(TASK BRIEF):
Within the records that follow, find every line containing the string "range". Copy those lines.

(INFORMATION SHOWN):
-=-=-
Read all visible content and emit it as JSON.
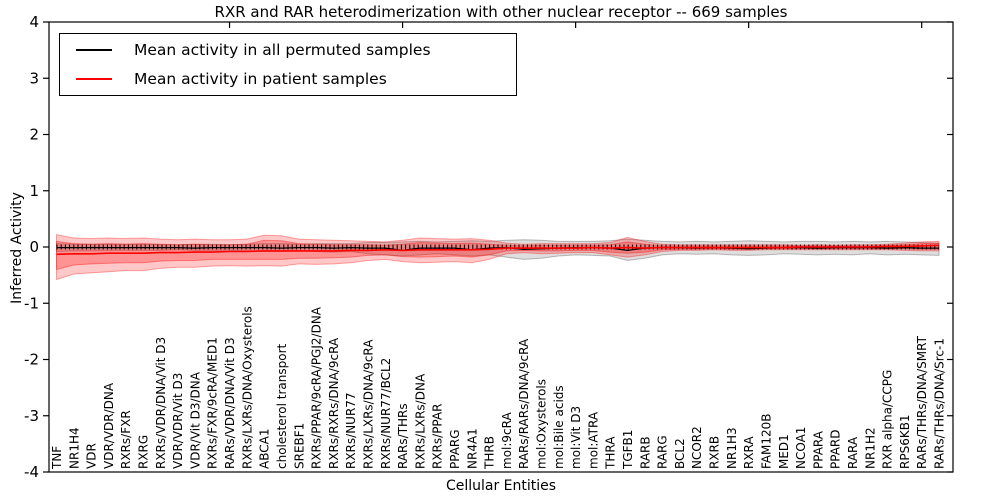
{
  "figure": {
    "title": "RXR and RAR heterodimerization with other nuclear receptor -- 669 samples"
  },
  "axes": {
    "xlabel": "Cellular Entities",
    "ylabel": "Inferred Activity"
  },
  "legend": {
    "items": [
      {
        "label": "Mean activity in all permuted samples",
        "color": "#000000"
      },
      {
        "label": "Mean activity in patient samples",
        "color": "#ff0000"
      }
    ]
  },
  "chart_data": {
    "type": "line",
    "title": "RXR and RAR heterodimerization with other nuclear receptor -- 669 samples",
    "xlabel": "Cellular Entities",
    "ylabel": "Inferred Activity",
    "ylim": [
      -4,
      4
    ],
    "yticks": [
      -4,
      -3,
      -2,
      -1,
      0,
      1,
      2,
      3,
      4
    ],
    "xtick_positions": [
      10,
      20,
      30,
      40,
      50
    ],
    "grid": false,
    "legend_position": "upper left",
    "zero_line": {
      "value": 0,
      "style": "dense-vertical-dashes",
      "color": "#000000"
    },
    "categories": [
      "TNF",
      "NR1H4",
      "VDR",
      "VDR/VDR/DNA",
      "RXRs/FXR",
      "RXRG",
      "RXRs/VDR/DNA/Vit D3",
      "VDR/VDR/Vit D3",
      "VDR/Vit D3/DNA",
      "RXRs/FXR/9cRA/MED1",
      "RARs/VDR/DNA/Vit D3",
      "RXRs/LXRs/DNA/Oxysterols",
      "ABCA1",
      "cholesterol transport",
      "SREBF1",
      "RXRs/PPAR/9cRA/PGJ2/DNA",
      "RXRs/RXRs/DNA/9cRA",
      "RXRs/NUR77",
      "RXRs/LXRs/DNA/9cRA",
      "RXRs/NUR77/BCL2",
      "RARs/THRs",
      "RXRs/LXRs/DNA",
      "RXRs/PPAR",
      "PPARG",
      "NR4A1",
      "THRB",
      "mol:9cRA",
      "RARs/RARs/DNA/9cRA",
      "mol:Oxysterols",
      "mol:Bile acids",
      "mol:Vit D3",
      "mol:ATRA",
      "THRA",
      "TGFB1",
      "RARB",
      "RARG",
      "BCL2",
      "NCOR2",
      "RXRB",
      "NR1H3",
      "RXRA",
      "FAM120B",
      "MED1",
      "NCOA1",
      "PPARA",
      "PPARD",
      "RARA",
      "NR1H2",
      "RXR alpha/CCPG",
      "RPS6KB1",
      "RARs/THRs/DNA/SMRT",
      "RARs/THRs/DNA/Src-1"
    ],
    "series": [
      {
        "name": "Mean activity in all permuted samples",
        "color": "#000000",
        "values": [
          -0.01,
          -0.01,
          -0.01,
          -0.01,
          -0.01,
          -0.01,
          -0.01,
          -0.01,
          -0.02,
          -0.01,
          -0.01,
          -0.01,
          -0.01,
          -0.02,
          -0.01,
          -0.01,
          -0.02,
          -0.01,
          -0.02,
          -0.02,
          -0.06,
          -0.02,
          -0.02,
          -0.02,
          -0.05,
          -0.02,
          -0.01,
          -0.04,
          -0.03,
          -0.02,
          -0.01,
          -0.01,
          -0.02,
          -0.06,
          -0.02,
          -0.01,
          -0.01,
          -0.02,
          -0.01,
          -0.02,
          -0.03,
          -0.02,
          -0.01,
          -0.01,
          -0.02,
          -0.01,
          -0.01,
          -0.01,
          -0.02,
          -0.01,
          -0.02,
          -0.02
        ]
      },
      {
        "name": "Mean activity in patient samples",
        "color": "#ff0000",
        "values": [
          -0.13,
          -0.12,
          -0.12,
          -0.11,
          -0.11,
          -0.11,
          -0.1,
          -0.1,
          -0.09,
          -0.09,
          -0.08,
          -0.08,
          -0.07,
          -0.07,
          -0.07,
          -0.07,
          -0.07,
          -0.06,
          -0.06,
          -0.05,
          -0.06,
          -0.05,
          -0.05,
          -0.05,
          -0.05,
          -0.04,
          -0.02,
          -0.02,
          -0.02,
          -0.02,
          -0.02,
          -0.01,
          -0.02,
          -0.01,
          -0.02,
          -0.01,
          -0.01,
          -0.01,
          -0.01,
          -0.01,
          -0.01,
          -0.01,
          -0.01,
          0.0,
          0.0,
          0.0,
          0.0,
          0.0,
          0.01,
          0.01,
          0.02,
          0.03
        ]
      }
    ],
    "bands": [
      {
        "name": "permuted-samples-range",
        "color": "#000000",
        "opacity": 0.13,
        "upper": [
          0.06,
          0.05,
          0.05,
          0.05,
          0.05,
          0.05,
          0.04,
          0.04,
          0.05,
          0.05,
          0.04,
          0.05,
          0.06,
          0.06,
          0.05,
          0.06,
          0.06,
          0.06,
          0.08,
          0.08,
          0.09,
          0.1,
          0.09,
          0.1,
          0.11,
          0.1,
          0.12,
          0.13,
          0.12,
          0.1,
          0.1,
          0.1,
          0.11,
          0.14,
          0.12,
          0.1,
          0.09,
          0.1,
          0.09,
          0.1,
          0.11,
          0.1,
          0.09,
          0.1,
          0.1,
          0.09,
          0.1,
          0.09,
          0.1,
          0.09,
          0.08,
          0.07
        ],
        "lower": [
          -0.08,
          -0.07,
          -0.07,
          -0.06,
          -0.06,
          -0.06,
          -0.06,
          -0.05,
          -0.06,
          -0.06,
          -0.06,
          -0.07,
          -0.08,
          -0.08,
          -0.07,
          -0.08,
          -0.09,
          -0.08,
          -0.12,
          -0.14,
          -0.16,
          -0.14,
          -0.12,
          -0.14,
          -0.16,
          -0.14,
          -0.18,
          -0.22,
          -0.2,
          -0.16,
          -0.14,
          -0.15,
          -0.16,
          -0.24,
          -0.2,
          -0.14,
          -0.12,
          -0.13,
          -0.12,
          -0.14,
          -0.15,
          -0.14,
          -0.12,
          -0.13,
          -0.14,
          -0.13,
          -0.14,
          -0.12,
          -0.14,
          -0.13,
          -0.14,
          -0.15
        ]
      },
      {
        "name": "patient-samples-outer-range",
        "color": "#ff0000",
        "opacity": 0.22,
        "upper": [
          0.22,
          0.16,
          0.15,
          0.16,
          0.15,
          0.16,
          0.14,
          0.13,
          0.14,
          0.13,
          0.13,
          0.14,
          0.21,
          0.2,
          0.14,
          0.13,
          0.12,
          0.11,
          0.1,
          0.09,
          0.12,
          0.16,
          0.15,
          0.14,
          0.15,
          0.12,
          0.07,
          0.05,
          0.06,
          0.06,
          0.06,
          0.06,
          0.08,
          0.17,
          0.1,
          0.05,
          0.04,
          0.04,
          0.04,
          0.04,
          0.04,
          0.04,
          0.04,
          0.03,
          0.04,
          0.03,
          0.04,
          0.04,
          0.05,
          0.07,
          0.09,
          0.1
        ],
        "lower": [
          -0.58,
          -0.48,
          -0.46,
          -0.44,
          -0.42,
          -0.42,
          -0.38,
          -0.36,
          -0.36,
          -0.34,
          -0.33,
          -0.34,
          -0.33,
          -0.34,
          -0.3,
          -0.31,
          -0.3,
          -0.28,
          -0.24,
          -0.22,
          -0.26,
          -0.28,
          -0.27,
          -0.26,
          -0.28,
          -0.22,
          -0.12,
          -0.1,
          -0.12,
          -0.11,
          -0.1,
          -0.1,
          -0.14,
          -0.18,
          -0.14,
          -0.08,
          -0.06,
          -0.06,
          -0.05,
          -0.06,
          -0.06,
          -0.05,
          -0.05,
          -0.05,
          -0.05,
          -0.05,
          -0.05,
          -0.05,
          -0.05,
          -0.06,
          -0.07,
          -0.07
        ]
      },
      {
        "name": "patient-samples-inner-range",
        "color": "#ff0000",
        "opacity": 0.26,
        "upper": [
          0.1,
          0.06,
          0.05,
          0.06,
          0.05,
          0.06,
          0.05,
          0.04,
          0.05,
          0.04,
          0.04,
          0.05,
          0.12,
          0.11,
          0.06,
          0.05,
          0.04,
          0.04,
          0.04,
          0.03,
          0.05,
          0.08,
          0.07,
          0.06,
          0.07,
          0.05,
          0.03,
          0.02,
          0.03,
          0.03,
          0.03,
          0.03,
          0.04,
          0.09,
          0.05,
          0.02,
          0.02,
          0.02,
          0.02,
          0.02,
          0.02,
          0.02,
          0.02,
          0.02,
          0.02,
          0.02,
          0.02,
          0.02,
          0.03,
          0.04,
          0.06,
          0.07
        ],
        "lower": [
          -0.4,
          -0.32,
          -0.3,
          -0.29,
          -0.28,
          -0.28,
          -0.25,
          -0.24,
          -0.24,
          -0.22,
          -0.22,
          -0.22,
          -0.22,
          -0.22,
          -0.2,
          -0.2,
          -0.19,
          -0.18,
          -0.15,
          -0.14,
          -0.17,
          -0.18,
          -0.17,
          -0.16,
          -0.18,
          -0.14,
          -0.07,
          -0.06,
          -0.07,
          -0.07,
          -0.06,
          -0.06,
          -0.09,
          -0.11,
          -0.09,
          -0.05,
          -0.04,
          -0.04,
          -0.03,
          -0.04,
          -0.04,
          -0.03,
          -0.03,
          -0.03,
          -0.03,
          -0.03,
          -0.03,
          -0.03,
          -0.03,
          -0.03,
          -0.04,
          -0.04
        ]
      }
    ]
  }
}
-=-=-
(SOLUTION FOR THIS EXERCISE):
        "name": "permuted-samples-range",
        "name": "patient-samples-outer-range",
        "name": "patient-samples-inner-range",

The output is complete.